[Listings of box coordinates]

'''

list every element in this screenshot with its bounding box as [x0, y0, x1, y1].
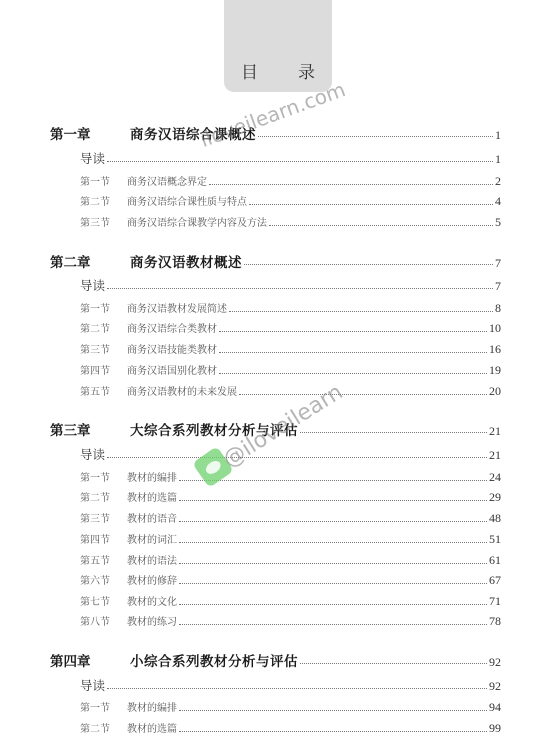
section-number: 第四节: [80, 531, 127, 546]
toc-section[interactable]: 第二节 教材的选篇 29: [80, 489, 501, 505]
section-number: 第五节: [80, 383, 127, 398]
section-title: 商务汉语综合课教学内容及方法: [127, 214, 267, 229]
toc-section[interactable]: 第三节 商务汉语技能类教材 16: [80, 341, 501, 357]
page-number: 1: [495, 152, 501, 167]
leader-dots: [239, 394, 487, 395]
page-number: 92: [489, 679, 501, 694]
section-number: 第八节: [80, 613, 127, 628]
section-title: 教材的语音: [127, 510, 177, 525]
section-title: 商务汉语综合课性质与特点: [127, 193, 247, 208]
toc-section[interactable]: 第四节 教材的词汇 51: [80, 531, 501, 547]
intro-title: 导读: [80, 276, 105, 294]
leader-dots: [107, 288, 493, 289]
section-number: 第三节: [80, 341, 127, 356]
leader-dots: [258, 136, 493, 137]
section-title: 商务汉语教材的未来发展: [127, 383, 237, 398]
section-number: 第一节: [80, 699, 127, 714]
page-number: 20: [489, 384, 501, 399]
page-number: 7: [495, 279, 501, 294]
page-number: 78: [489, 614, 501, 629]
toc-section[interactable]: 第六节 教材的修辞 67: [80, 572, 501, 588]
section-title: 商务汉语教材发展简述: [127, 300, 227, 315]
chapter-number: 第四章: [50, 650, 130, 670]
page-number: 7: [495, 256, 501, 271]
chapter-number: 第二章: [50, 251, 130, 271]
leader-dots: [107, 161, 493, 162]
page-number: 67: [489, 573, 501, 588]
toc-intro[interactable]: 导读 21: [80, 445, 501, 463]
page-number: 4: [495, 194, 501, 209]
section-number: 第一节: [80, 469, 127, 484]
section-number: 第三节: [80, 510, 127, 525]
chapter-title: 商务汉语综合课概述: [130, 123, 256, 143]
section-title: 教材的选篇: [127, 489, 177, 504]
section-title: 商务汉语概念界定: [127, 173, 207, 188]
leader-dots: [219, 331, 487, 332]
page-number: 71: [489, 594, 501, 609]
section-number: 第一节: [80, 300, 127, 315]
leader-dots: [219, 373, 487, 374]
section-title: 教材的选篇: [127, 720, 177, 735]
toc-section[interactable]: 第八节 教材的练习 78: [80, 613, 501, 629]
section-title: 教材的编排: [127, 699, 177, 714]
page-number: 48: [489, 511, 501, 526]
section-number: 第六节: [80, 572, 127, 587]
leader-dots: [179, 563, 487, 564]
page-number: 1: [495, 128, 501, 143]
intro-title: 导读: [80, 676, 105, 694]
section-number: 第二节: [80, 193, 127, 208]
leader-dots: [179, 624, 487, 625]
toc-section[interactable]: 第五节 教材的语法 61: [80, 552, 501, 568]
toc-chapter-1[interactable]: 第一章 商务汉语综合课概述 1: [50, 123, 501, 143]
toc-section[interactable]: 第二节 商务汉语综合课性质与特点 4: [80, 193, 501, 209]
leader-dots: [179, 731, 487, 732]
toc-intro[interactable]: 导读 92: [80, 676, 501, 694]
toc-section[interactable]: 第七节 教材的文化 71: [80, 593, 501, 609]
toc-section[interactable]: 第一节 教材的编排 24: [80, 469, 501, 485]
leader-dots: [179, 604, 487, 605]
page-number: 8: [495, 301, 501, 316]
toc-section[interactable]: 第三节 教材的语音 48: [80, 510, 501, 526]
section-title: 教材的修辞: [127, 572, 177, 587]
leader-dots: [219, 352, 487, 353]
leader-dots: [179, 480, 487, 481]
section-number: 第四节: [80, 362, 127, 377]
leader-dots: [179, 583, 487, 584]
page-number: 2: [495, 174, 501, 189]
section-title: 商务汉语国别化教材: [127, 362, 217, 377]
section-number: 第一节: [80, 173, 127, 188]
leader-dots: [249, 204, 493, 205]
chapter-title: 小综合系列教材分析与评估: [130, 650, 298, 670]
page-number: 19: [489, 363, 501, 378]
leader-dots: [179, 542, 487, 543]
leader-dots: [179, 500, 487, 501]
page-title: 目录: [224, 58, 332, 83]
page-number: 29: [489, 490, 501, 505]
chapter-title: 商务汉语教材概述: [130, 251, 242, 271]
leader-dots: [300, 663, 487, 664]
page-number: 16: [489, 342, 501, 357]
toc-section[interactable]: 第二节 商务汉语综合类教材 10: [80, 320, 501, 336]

'''

_Given problem_. Please retype the part of the entries that opens with the line containing "section-number: 第四节: [80, 531, 127, 546]" and closes with the line containing "page-number: 7: [495, 279, 501, 294]", including both of those lines.

_Expected output_.
section-number: 第四节: [80, 531, 127, 546]
toc-section[interactable]: 第二节 教材的选篇 29: [80, 489, 501, 505]
section-number: 第五节: [80, 383, 127, 398]
section-title: 商务汉语综合课教学内容及方法: [127, 214, 267, 229]
toc-section[interactable]: 第三节 商务汉语技能类教材 16: [80, 341, 501, 357]
page-number: 1: [495, 152, 501, 167]
leader-dots: [239, 394, 487, 395]
page-number: 92: [489, 679, 501, 694]
section-number: 第八节: [80, 613, 127, 628]
section-title: 教材的语音: [127, 510, 177, 525]
section-title: 商务汉语综合课性质与特点: [127, 193, 247, 208]
toc-section[interactable]: 第四节 教材的词汇 51: [80, 531, 501, 547]
intro-title: 导读: [80, 276, 105, 294]
leader-dots: [107, 288, 493, 289]
section-number: 第三节: [80, 341, 127, 356]
leader-dots: [258, 136, 493, 137]
section-title: 商务汉语教材的未来发展: [127, 383, 237, 398]
section-number: 第一节: [80, 699, 127, 714]
page-number: 20: [489, 384, 501, 399]
page-number: 7: [495, 279, 501, 294]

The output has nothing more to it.